(Extracted data entries)
------------------------------------

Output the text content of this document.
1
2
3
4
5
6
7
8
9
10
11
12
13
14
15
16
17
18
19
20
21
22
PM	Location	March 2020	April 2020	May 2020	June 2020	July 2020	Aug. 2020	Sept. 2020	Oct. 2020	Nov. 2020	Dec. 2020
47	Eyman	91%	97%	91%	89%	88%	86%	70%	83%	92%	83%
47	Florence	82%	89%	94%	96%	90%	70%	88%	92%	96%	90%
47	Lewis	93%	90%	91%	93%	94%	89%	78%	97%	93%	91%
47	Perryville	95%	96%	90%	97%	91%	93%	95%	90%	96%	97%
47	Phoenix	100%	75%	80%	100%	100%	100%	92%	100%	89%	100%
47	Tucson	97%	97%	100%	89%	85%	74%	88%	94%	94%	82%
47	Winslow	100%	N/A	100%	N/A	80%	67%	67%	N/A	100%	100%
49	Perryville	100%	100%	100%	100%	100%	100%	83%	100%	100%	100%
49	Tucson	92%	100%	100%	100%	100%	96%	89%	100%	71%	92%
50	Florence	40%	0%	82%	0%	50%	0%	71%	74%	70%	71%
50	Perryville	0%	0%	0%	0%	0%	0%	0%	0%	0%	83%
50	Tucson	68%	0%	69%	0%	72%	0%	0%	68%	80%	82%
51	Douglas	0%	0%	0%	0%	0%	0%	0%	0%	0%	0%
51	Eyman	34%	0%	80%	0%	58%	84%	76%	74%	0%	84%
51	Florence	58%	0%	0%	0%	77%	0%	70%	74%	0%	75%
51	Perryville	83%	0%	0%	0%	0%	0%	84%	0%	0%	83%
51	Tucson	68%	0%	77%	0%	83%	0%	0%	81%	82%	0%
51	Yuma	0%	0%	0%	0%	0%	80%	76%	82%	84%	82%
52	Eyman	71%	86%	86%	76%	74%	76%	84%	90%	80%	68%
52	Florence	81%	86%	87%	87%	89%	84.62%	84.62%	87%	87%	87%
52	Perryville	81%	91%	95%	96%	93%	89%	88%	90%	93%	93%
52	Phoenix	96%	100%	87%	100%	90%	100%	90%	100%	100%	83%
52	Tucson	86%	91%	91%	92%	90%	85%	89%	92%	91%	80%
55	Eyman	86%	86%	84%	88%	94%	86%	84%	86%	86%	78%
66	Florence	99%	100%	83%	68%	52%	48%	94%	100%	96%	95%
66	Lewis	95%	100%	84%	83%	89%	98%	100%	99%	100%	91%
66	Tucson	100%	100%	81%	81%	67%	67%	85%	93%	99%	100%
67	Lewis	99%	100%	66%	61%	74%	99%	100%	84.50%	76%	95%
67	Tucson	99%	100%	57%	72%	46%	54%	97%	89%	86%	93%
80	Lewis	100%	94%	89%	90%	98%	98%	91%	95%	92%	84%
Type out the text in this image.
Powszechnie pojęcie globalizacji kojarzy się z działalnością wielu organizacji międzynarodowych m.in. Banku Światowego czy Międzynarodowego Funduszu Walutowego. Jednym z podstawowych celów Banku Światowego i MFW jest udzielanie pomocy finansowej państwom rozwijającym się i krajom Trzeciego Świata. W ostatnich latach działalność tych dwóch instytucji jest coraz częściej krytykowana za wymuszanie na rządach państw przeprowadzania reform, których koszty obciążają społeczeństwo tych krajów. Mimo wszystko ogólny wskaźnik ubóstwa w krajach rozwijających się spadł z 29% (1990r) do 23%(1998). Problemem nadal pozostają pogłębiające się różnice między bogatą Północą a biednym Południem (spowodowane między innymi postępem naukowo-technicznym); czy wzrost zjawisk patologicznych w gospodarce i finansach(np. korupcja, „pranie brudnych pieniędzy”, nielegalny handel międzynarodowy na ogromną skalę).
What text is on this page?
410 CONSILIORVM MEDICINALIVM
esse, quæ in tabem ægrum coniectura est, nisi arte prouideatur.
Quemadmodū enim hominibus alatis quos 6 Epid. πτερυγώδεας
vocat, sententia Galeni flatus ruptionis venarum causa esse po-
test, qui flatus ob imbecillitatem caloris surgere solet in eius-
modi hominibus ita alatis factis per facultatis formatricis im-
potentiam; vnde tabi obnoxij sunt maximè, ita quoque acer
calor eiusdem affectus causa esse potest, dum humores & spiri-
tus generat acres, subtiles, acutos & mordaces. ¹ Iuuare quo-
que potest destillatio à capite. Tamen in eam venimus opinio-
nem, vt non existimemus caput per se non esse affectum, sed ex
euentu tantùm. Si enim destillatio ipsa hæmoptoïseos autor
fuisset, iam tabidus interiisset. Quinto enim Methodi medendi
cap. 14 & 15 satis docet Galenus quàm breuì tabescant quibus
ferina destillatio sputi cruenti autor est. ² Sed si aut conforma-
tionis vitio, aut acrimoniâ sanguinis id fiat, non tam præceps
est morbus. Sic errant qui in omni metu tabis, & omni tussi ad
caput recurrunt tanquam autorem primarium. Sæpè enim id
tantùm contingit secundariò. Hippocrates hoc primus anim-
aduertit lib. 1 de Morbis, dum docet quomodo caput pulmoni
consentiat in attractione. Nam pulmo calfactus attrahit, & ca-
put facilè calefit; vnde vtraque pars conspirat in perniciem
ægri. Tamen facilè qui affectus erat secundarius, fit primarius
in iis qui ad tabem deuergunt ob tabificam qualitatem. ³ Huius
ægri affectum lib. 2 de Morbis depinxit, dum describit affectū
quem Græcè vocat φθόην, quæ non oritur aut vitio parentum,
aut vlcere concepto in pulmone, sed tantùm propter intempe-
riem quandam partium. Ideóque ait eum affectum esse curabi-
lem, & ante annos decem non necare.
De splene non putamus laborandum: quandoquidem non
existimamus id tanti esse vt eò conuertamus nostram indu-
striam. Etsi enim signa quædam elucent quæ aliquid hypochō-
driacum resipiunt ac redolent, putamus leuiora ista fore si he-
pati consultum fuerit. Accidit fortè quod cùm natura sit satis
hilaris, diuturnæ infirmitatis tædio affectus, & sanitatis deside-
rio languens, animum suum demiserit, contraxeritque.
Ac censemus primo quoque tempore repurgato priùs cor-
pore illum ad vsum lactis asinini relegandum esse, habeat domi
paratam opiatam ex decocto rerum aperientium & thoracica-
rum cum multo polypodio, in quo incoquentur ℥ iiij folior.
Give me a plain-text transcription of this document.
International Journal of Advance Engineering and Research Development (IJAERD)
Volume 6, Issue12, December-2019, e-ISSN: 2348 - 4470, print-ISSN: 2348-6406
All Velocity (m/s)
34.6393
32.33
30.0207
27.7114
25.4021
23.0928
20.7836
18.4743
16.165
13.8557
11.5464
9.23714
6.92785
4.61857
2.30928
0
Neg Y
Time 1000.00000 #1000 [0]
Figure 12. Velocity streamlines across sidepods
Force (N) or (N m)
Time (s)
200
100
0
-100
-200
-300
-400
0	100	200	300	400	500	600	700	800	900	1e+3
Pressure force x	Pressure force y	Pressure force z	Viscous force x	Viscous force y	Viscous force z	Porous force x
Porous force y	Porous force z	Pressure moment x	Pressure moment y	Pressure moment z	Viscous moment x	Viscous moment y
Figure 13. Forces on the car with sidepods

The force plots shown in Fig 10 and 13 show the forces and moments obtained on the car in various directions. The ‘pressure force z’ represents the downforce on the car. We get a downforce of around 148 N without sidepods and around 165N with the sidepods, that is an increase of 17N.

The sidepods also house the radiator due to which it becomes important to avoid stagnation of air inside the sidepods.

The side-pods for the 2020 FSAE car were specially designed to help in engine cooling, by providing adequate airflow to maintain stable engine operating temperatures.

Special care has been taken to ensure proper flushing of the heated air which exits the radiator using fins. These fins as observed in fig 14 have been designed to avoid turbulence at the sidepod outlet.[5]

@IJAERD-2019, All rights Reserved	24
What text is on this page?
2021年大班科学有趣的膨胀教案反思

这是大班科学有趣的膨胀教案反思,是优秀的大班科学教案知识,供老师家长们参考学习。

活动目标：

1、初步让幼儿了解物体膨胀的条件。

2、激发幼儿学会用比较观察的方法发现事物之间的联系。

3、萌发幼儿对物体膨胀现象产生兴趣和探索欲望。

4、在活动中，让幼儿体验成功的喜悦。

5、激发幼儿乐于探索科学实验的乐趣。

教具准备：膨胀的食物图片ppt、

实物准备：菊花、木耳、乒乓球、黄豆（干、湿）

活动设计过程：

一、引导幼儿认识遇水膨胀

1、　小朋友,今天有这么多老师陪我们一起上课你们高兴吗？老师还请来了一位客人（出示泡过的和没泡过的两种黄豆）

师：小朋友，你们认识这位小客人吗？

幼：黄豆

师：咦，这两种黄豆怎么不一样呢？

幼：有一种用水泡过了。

------------------------------------

# TASK:
Pick out every line with the string "facilè" and copy it.

# OUTPUT OF THE EXERCISE:
put facilè calefit; vnde vtraque pars conspirat in perniciem
ægri. Tamen facilè qui affectus erat secundarius, fit primarius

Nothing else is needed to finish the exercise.